[What needs to be done]:
Copy every line of the listing that holds the string "data".

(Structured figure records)
-.-.-
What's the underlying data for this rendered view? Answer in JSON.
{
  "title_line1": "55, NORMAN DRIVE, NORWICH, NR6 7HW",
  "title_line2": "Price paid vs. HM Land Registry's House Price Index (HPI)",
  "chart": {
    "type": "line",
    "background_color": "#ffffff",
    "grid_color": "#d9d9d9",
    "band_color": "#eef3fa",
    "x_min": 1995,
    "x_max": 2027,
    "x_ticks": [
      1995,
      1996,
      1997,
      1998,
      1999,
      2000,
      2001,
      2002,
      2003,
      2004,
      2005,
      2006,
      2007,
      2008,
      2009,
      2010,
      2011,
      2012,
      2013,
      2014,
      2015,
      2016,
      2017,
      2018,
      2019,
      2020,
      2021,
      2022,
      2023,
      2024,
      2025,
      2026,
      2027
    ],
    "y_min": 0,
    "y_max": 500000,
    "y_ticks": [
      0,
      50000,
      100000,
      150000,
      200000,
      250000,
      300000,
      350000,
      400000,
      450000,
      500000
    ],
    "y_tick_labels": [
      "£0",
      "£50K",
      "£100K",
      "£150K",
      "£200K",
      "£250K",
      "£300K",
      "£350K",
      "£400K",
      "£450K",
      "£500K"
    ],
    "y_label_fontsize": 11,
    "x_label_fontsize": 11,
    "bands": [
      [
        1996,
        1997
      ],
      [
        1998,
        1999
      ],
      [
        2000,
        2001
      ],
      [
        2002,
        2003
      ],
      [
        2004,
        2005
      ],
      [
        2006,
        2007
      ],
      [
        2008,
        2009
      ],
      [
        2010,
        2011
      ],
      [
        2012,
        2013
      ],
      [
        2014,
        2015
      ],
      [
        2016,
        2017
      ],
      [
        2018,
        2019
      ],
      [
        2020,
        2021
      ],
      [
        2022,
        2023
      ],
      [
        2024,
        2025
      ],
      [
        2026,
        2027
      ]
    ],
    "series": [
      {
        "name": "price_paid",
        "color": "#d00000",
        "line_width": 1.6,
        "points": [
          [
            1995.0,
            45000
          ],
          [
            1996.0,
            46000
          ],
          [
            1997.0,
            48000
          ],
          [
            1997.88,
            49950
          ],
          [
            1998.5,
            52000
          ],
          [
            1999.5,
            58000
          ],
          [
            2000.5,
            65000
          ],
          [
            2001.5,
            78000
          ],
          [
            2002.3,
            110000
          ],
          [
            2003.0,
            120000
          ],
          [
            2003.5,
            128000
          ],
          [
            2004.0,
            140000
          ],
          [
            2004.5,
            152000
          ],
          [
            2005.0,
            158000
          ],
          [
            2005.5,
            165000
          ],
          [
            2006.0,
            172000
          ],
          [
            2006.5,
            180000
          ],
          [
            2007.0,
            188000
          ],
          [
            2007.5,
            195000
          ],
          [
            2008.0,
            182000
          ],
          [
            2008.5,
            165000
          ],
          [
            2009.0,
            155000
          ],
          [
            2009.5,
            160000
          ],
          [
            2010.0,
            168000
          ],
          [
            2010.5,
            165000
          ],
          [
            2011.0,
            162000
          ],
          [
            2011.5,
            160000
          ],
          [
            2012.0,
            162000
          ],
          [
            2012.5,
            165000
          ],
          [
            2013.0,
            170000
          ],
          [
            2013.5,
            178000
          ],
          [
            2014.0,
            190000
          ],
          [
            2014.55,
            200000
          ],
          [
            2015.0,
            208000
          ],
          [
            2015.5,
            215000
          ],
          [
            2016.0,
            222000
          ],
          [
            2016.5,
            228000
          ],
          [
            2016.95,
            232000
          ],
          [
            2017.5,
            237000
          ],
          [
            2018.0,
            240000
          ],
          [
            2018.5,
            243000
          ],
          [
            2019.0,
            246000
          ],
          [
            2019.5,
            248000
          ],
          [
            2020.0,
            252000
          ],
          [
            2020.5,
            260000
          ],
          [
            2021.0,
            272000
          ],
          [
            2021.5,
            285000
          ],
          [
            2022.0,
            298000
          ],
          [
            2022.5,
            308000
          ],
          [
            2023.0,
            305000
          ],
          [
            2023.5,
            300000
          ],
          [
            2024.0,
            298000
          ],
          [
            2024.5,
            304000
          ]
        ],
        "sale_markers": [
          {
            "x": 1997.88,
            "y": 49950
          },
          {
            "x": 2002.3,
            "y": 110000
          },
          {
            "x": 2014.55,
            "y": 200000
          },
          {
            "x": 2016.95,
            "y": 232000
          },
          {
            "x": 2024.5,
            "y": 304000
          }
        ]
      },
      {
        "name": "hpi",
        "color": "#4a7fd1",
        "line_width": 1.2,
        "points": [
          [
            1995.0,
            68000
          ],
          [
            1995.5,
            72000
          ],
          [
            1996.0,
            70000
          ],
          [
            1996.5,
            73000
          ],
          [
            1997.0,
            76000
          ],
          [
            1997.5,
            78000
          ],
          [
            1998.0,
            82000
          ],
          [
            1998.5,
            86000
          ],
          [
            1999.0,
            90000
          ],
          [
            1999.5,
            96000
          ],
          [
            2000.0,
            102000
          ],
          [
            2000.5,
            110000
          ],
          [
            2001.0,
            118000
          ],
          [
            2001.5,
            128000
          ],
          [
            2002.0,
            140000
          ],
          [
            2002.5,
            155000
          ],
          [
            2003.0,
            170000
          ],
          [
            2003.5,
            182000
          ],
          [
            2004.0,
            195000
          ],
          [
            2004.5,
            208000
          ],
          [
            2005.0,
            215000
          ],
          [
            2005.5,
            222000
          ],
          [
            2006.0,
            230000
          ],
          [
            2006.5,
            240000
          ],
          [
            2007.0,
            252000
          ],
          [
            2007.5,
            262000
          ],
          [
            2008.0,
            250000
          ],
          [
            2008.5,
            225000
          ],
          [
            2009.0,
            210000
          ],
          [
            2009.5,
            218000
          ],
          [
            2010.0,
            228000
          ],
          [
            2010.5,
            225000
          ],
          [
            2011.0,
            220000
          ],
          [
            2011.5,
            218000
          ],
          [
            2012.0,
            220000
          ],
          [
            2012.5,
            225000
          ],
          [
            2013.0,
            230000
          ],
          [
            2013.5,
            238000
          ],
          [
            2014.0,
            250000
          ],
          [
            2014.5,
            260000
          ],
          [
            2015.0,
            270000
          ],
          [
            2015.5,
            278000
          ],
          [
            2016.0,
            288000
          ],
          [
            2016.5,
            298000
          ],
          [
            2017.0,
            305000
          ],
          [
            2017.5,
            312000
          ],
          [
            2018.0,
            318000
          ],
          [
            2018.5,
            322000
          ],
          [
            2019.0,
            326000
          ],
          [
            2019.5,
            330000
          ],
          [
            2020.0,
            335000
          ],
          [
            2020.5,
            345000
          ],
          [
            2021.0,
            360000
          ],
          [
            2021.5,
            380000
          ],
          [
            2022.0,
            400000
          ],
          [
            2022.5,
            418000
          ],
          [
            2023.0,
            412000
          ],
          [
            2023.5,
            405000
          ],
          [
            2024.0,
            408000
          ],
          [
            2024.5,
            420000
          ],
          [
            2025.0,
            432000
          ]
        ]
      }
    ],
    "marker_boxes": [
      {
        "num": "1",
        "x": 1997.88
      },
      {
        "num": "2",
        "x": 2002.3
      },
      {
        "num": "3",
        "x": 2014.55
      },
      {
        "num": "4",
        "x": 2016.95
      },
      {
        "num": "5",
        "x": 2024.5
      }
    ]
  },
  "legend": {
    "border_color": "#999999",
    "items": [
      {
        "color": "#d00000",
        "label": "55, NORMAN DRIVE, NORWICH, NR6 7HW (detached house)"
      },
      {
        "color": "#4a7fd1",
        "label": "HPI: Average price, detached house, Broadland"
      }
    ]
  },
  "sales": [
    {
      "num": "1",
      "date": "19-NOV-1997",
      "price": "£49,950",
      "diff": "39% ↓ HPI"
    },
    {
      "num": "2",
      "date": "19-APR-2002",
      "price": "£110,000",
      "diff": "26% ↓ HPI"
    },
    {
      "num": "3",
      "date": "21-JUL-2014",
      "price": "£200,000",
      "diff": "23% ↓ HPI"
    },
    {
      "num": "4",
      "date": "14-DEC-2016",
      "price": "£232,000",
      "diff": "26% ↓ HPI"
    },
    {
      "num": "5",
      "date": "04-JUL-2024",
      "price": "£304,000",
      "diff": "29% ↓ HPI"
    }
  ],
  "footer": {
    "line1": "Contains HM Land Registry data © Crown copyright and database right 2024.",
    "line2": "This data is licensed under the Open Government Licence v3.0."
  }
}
-.-.-
[Expected answer]:
What's the underlying data for this rendered view? Answer in JSON.
    "line1": "Contains HM Land Registry data © Crown copyright and database right 2024.",
    "line2": "This data is licensed under the Open Government Licence v3.0."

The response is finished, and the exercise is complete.